◆ EXERCISE ◆
Search the data for the word "principal". Reproduce every line where it is found.
START SUPPLIED MATERIAL
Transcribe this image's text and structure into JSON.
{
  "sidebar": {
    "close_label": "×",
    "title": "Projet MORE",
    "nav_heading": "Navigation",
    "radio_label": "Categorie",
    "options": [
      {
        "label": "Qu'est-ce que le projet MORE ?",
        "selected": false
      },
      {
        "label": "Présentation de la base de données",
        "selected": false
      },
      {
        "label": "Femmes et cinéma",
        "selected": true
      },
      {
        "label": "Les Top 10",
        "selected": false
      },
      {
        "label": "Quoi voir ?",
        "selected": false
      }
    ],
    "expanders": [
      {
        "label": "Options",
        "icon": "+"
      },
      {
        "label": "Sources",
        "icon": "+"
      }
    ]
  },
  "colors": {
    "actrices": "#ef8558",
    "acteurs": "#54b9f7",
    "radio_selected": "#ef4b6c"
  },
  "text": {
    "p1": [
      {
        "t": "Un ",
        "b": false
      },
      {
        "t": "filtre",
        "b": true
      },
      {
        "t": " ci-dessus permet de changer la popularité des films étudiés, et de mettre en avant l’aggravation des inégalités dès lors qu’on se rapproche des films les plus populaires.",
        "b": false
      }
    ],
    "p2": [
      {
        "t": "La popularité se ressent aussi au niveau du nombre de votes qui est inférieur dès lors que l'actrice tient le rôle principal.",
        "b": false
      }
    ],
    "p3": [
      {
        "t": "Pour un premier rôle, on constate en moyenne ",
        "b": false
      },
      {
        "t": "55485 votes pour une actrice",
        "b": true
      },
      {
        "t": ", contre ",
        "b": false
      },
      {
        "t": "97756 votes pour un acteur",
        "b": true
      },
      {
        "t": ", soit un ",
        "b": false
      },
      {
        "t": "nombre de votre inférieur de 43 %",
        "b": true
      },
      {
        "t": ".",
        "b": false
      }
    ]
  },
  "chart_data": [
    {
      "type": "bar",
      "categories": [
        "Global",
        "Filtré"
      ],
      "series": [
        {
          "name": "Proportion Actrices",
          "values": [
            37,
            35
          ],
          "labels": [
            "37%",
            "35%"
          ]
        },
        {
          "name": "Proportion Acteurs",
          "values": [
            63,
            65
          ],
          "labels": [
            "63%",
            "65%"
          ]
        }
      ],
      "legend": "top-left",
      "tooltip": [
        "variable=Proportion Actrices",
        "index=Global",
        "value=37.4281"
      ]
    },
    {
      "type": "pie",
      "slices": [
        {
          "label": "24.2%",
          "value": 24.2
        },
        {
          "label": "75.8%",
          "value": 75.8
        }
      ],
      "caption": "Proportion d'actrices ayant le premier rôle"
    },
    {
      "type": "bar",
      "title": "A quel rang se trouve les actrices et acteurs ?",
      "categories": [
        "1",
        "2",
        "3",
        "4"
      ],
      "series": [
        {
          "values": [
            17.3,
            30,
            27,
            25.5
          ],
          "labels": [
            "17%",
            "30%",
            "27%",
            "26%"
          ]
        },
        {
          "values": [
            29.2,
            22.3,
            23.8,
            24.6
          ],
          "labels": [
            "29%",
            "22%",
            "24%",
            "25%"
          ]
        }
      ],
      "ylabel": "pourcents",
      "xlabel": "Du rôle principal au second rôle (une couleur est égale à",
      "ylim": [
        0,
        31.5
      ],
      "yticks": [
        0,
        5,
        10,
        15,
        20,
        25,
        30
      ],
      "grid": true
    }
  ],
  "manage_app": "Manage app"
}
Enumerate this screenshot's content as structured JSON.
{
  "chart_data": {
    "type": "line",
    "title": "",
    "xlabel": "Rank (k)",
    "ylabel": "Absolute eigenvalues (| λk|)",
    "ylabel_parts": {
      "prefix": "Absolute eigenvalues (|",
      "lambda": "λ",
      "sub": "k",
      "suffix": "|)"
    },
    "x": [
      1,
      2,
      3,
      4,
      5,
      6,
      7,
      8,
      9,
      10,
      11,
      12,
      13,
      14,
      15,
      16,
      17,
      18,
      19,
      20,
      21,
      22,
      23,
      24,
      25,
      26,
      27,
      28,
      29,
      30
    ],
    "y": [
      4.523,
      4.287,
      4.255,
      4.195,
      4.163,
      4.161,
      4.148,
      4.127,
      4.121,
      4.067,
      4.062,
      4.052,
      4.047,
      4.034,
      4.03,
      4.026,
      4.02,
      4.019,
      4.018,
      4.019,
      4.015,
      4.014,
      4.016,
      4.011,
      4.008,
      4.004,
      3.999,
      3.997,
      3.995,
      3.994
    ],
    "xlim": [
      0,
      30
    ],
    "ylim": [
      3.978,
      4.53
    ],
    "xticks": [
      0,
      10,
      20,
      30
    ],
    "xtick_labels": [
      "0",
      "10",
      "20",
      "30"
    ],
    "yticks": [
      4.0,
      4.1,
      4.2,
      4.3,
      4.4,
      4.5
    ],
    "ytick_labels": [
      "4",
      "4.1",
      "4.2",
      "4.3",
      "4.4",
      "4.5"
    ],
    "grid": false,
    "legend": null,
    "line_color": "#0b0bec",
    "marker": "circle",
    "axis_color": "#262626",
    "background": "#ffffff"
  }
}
END SUPPLIED MATERIAL
◆ WRITTEN SOLUTION ◆
        "t": "La popularité se ressent aussi au niveau du nombre de votes qui est inférieur dès lors que l'actrice tient le rôle principal.",
      "xlabel": "Du rôle principal au second rôle (une couleur est égale à",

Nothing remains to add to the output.